>> Start Given text
The Incredible Story Of Marion Stokes, Who Single-Handedly Taped 35 Years Of TV News

I recently had the Santa talk with Sadie, which is a post for another time (she threatened to kill me in my sleep, ha ha ha #1992nbcminiseriesworstfearnightmareLOL) I’m sure will never come. But it’s weird watching the magic drain from your child’s eyes, magic you put there, your magic. She’s fine of course, and the different kind of magic is in her eyes now and focused on Phoebe, making sure Christmas never dies and such. And it makes me reflect on my own history with Christmas, which used to be such a huge deal for me, I mean, huge, pre-Santa, post-Santa (if there is such a thing). And I think I’m beginning to get back that do-nothing joy of Christmas morning a bit, though nothing like my own childhood of course, which is totally impossible. But if there was one thing that could get me there, I mean right back there, as there as you can get, maybe even further—that clock-less miracle moment stretched to an infinity of no school and nothing but pure toy pleasure (a new Nintendo and 10 games and a snow day and pizza and your mom napping and 2 p.m. forever) it would be stumbling all “sure ma’am, I’ll help you with that, and hey, Merry Christmas… oh wow, those a lot of boxes, you’re getting rid of them?” onto effing 35 VHS years worth of local news. I mean, holy Lord. Of course I’d actually need some fantasy computer digitizing presents for Christmas. And I’d need to start a blog where I somehow didn’t care about what anyone thought about what I thought about anything, but you let me worry about that part, heavenly daydream Santa. You put me in VHS Valhalla and I’ll find a way to get over myself.
>> End Given text
List of tasks —
#1 In the blog post about Christmas and VHS news tapes, who did the writer have the Santa talk with?
#2 Please explain, in one to three sentences, why the blog post says stumbling onto 35 years of VHS local news would be such a gift for the writer.
You won't need the records that come next.
>> Start Data excerpts
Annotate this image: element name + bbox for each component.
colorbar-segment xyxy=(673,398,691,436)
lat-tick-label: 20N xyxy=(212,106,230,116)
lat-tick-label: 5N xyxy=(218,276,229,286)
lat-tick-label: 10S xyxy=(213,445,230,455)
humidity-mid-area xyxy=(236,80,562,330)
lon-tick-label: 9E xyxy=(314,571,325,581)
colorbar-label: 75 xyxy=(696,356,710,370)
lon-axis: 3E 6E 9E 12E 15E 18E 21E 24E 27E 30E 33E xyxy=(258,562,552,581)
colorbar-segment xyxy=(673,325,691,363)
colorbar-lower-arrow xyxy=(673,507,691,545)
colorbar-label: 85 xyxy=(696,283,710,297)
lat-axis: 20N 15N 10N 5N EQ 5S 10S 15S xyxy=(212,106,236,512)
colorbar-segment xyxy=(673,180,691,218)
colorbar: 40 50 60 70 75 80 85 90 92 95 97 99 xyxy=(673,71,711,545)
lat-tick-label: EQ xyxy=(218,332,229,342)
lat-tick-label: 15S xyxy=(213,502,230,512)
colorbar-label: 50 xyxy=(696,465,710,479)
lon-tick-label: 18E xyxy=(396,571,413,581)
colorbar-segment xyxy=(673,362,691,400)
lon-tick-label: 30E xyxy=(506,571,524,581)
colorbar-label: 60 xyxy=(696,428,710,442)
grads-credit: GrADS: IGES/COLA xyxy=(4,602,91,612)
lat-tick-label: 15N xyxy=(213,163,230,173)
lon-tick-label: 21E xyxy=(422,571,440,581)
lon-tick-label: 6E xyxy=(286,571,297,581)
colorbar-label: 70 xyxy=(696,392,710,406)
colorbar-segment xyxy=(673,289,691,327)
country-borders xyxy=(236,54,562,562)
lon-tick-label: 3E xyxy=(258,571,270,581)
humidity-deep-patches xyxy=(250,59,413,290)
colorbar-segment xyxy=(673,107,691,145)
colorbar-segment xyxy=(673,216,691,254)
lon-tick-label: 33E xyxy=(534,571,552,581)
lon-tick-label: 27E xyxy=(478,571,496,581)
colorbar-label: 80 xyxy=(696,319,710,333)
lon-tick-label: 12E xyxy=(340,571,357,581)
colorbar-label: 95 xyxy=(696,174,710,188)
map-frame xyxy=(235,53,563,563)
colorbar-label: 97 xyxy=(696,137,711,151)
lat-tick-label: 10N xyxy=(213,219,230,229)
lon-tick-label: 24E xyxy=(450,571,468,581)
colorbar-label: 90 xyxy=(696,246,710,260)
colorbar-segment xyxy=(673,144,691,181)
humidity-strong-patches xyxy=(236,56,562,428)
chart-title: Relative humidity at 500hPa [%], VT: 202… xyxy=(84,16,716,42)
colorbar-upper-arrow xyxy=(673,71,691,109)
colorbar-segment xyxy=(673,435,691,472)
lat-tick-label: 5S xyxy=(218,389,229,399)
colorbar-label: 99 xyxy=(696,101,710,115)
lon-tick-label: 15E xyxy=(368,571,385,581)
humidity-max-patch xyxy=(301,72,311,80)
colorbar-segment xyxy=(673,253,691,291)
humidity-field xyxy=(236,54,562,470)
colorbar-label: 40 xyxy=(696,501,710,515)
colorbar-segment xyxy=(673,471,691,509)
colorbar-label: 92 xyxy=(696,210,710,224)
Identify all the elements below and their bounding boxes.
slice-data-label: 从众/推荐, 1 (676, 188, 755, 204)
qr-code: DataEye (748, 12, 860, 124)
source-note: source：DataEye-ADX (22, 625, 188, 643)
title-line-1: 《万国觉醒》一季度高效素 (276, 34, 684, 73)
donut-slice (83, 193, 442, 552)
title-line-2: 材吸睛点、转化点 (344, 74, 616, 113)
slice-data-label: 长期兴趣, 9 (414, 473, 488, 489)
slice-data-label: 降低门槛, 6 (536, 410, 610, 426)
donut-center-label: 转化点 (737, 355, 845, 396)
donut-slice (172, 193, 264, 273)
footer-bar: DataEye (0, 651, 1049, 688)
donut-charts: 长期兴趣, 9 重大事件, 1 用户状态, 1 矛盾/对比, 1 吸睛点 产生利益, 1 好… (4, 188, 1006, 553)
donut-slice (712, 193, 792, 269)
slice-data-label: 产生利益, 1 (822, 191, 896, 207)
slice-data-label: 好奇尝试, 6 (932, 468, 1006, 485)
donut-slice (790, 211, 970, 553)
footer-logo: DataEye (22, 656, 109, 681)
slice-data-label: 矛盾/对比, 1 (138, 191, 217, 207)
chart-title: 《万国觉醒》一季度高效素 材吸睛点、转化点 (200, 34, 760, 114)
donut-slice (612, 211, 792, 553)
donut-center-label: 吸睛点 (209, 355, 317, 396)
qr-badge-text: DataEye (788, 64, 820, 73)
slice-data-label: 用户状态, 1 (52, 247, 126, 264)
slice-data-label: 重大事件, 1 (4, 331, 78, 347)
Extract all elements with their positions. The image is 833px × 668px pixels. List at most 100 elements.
>> End Data excerpts
>> Start Data excerpts
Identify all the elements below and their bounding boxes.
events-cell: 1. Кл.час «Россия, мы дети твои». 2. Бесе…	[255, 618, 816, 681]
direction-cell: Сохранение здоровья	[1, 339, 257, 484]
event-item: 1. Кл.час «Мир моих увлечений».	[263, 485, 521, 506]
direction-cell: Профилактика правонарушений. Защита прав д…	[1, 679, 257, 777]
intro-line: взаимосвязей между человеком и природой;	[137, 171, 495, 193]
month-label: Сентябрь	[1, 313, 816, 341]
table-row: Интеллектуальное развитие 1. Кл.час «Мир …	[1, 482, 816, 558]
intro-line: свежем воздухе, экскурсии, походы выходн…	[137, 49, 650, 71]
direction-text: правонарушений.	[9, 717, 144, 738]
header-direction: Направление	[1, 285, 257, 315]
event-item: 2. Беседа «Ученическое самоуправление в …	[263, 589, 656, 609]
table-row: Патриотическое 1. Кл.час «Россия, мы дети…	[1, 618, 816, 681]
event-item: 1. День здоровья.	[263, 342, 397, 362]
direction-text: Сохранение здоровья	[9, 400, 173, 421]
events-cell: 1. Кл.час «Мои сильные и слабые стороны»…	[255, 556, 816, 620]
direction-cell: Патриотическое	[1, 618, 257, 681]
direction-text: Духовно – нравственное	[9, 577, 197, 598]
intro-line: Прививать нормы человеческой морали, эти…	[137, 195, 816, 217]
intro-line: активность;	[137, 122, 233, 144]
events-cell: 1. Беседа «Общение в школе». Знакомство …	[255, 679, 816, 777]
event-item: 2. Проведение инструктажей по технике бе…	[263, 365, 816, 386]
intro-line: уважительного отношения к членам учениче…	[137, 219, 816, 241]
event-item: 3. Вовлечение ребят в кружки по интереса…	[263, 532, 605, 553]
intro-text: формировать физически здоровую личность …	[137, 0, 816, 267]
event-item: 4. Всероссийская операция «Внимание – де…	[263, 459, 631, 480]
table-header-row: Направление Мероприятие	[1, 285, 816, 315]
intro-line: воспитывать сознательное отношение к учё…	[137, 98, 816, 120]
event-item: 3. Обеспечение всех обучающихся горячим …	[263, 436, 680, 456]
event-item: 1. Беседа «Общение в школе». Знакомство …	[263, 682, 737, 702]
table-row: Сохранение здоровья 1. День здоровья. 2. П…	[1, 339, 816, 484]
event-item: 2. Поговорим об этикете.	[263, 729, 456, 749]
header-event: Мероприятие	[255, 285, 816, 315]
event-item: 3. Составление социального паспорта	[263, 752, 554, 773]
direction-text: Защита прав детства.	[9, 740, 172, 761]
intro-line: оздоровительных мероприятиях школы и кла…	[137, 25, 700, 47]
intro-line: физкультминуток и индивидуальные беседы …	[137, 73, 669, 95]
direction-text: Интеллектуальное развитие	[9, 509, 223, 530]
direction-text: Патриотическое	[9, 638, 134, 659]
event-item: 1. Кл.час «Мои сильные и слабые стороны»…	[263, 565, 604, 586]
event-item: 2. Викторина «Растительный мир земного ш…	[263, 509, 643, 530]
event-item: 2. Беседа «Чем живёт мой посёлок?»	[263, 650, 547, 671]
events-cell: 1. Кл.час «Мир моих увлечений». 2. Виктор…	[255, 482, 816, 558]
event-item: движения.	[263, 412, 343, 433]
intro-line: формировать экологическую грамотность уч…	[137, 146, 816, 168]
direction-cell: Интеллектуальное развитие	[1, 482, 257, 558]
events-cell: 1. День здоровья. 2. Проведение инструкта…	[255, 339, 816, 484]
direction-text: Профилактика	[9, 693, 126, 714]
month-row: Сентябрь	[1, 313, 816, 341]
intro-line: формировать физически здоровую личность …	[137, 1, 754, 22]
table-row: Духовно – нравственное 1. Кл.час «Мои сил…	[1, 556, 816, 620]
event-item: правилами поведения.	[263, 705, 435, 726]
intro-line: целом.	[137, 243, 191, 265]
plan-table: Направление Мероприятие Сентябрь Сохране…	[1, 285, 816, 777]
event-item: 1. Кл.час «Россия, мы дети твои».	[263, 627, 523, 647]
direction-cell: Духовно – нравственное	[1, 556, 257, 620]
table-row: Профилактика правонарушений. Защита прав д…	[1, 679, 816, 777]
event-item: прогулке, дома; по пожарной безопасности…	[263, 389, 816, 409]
>> End Data excerpts
>> Start Data excerpts
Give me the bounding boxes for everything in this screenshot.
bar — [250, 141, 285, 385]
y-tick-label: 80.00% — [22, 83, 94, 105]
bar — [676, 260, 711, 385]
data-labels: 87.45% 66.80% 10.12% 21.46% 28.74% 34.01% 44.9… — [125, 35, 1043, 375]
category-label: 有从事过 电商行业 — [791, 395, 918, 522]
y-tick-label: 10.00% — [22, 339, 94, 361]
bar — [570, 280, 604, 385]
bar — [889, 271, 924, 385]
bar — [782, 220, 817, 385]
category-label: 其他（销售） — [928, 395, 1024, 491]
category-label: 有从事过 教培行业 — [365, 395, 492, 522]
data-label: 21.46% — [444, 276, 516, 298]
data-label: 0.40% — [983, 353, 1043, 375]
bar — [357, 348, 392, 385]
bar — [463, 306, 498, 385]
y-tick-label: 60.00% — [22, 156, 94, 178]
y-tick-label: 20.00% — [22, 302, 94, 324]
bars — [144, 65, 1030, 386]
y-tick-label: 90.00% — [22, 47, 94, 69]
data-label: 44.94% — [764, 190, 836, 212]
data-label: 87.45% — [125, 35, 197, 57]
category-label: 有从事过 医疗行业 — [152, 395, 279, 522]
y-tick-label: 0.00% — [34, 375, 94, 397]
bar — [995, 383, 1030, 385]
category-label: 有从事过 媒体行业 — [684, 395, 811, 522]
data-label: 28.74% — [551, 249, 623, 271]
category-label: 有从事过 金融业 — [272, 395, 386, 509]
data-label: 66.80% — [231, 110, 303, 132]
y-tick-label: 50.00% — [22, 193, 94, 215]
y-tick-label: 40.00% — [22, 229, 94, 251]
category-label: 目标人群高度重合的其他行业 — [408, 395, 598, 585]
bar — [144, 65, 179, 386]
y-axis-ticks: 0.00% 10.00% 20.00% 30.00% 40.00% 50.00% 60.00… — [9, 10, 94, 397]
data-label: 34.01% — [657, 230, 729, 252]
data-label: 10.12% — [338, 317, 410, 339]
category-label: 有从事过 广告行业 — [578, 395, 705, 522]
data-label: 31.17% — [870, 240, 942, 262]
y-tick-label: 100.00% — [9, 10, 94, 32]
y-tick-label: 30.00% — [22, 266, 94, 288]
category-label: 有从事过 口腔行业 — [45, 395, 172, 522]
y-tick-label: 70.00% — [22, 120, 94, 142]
>> End Data excerpts
Full solutions —
#1 Sadie.

#2 The writer says it would bring back childhood Christmas morning more fully than anything else could. That feeling is described as a clock-less miracle moment stretched into an infinity of no school and pure toy pleasure.